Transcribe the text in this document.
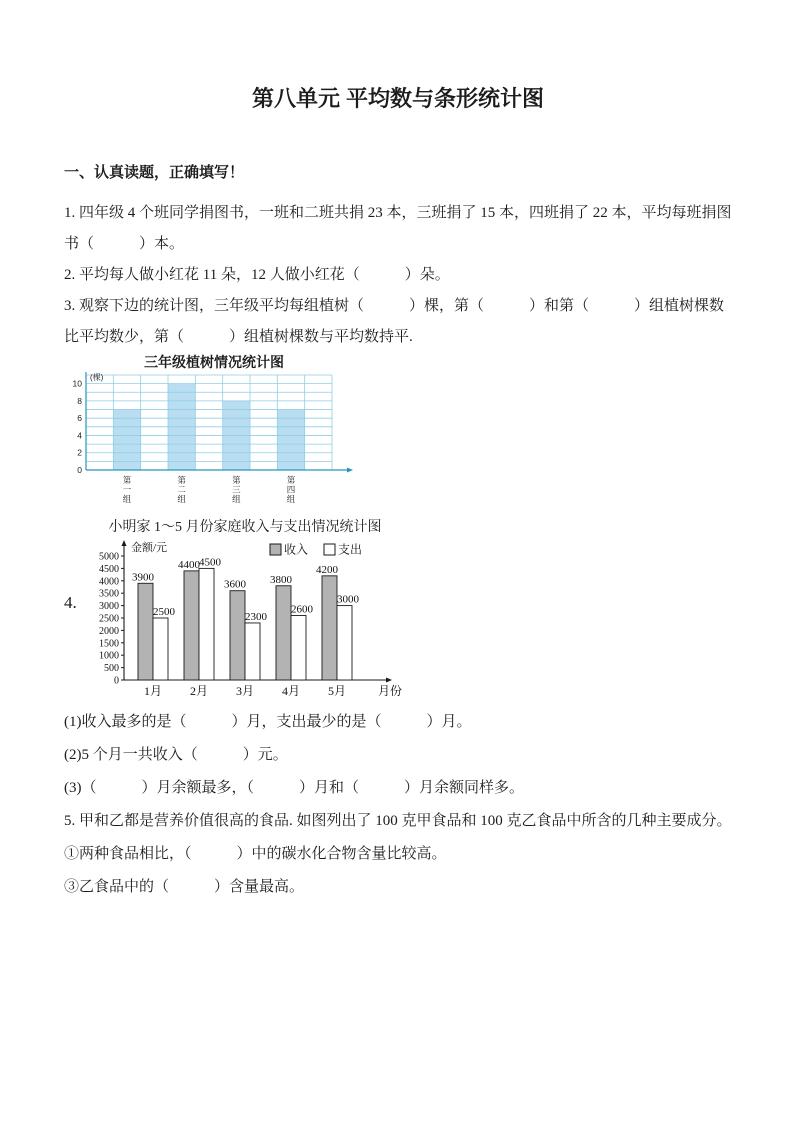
第八单元 平均数与条形统计图
一、认真读题，正确填写！

1. 四年级 4 个班同学捐图书，一班和二班共捐 23 本，三班捐了 15 本，四班捐了 22 本，平均每班捐图书（　　　）本。

2. 平均每人做小红花 11 朵，12 人做小红花（　　　）朵。

3. 观察下边的统计图，三年级平均每组植树（　　　）棵，第（　　　）和第（　　　）组植树棵数比平均数少，第（　　　）组植树棵数与平均数持平.

三年级植树情况统计图
0
2
4
6
8
10
(棵)
第一组
第二组
第三组
第四组
小明家 1～5 月份家庭收入与支出情况统计图
4.
0
500
1000
1500
2000
2500
3000
3500
4000
4500
5000
金额/元	收入 支出
3900
2500
4400 4500
3600
2300
3800
2600
4200
3000
1月 2月 3月 4月 5月	月份

(1)收入最多的是（　　　）月，支出最少的是（　　　）月。

(2)5 个月一共收入（　　　）元。

(3)（　　　）月余额最多，（　　　）月和（　　　）月余额同样多。

5. 甲和乙都是营养价值很高的食品. 如图列出了 100 克甲食品和 100 克乙食品中所含的几种主要成分。

①两种食品相比，（　　　）中的碳水化合物含量比较高。

③乙食品中的（　　　）含量最高。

• [TASK DESCRIPTION] Without the pictures, repeat the listing above exactly.

• [FULL SOLUTION]
Transcribe the text in this document.
第八单元 平均数与条形统计图
一、认真读题，正确填写！

1. 四年级 4 个班同学捐图书，一班和二班共捐 23 本，三班捐了 15 本，四班捐了 22 本，平均每班捐图书（　　　）本。

2. 平均每人做小红花 11 朵，12 人做小红花（　　　）朵。

3. 观察下边的统计图，三年级平均每组植树（　　　）棵，第（　　　）和第（　　　）组植树棵数比平均数少，第（　　　）组植树棵数与平均数持平.

三年级植树情况统计图
0
2
4
6
8
10
(棵)
第一组
第二组
第三组
第四组
小明家 1～5 月份家庭收入与支出情况统计图
4.
0
500
1000
1500
2000
2500
3000
3500
4000
4500
5000
金额/元	收入 支出
3900
2500
4400 4500
3600
2300
3800
2600
4200
3000
1月 2月 3月 4月 5月	月份

(1)收入最多的是（　　　）月，支出最少的是（　　　）月。

(2)5 个月一共收入（　　　）元。

(3)（　　　）月余额最多，（　　　）月和（　　　）月余额同样多。

5. 甲和乙都是营养价值很高的食品. 如图列出了 100 克甲食品和 100 克乙食品中所含的几种主要成分。

①两种食品相比，（　　　）中的碳水化合物含量比较高。

③乙食品中的（　　　）含量最高。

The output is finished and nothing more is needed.